>> begin

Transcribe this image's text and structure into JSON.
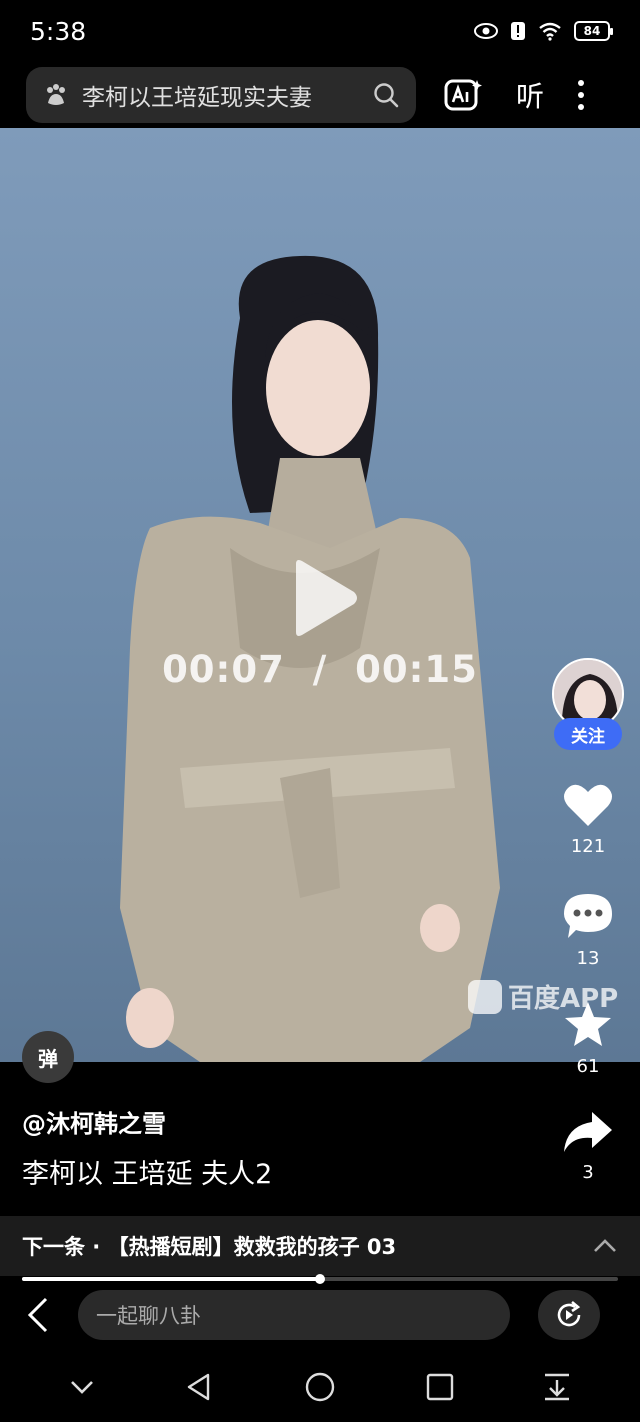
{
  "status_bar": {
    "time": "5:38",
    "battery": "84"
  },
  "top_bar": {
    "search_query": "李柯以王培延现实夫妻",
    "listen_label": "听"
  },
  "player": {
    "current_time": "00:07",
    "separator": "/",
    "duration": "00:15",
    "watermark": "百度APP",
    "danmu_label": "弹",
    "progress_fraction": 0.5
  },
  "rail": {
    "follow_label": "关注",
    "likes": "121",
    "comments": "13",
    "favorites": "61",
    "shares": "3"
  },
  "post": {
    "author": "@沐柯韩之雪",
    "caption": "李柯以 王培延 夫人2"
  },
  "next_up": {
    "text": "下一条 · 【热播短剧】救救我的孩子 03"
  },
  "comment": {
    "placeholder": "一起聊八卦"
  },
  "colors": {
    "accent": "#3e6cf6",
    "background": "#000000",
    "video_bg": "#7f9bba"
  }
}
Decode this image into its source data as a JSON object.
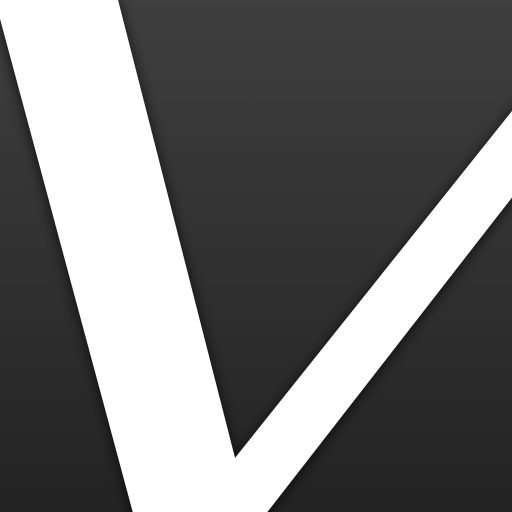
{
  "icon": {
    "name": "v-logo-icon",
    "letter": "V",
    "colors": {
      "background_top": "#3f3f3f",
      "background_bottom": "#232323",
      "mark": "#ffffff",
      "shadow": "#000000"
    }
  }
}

>> end

* _Your objective_
Quote precisely the lines of the data from the line containing "Decode this image" through its final line, both included, excluding pictures.

* _Output below_
Decode this image into its source data as a JSON object.
{
  "icon": {
    "name": "v-logo-icon",
    "letter": "V",
    "colors": {
      "background_top": "#3f3f3f",
      "background_bottom": "#232323",
      "mark": "#ffffff",
      "shadow": "#000000"
    }
  }
}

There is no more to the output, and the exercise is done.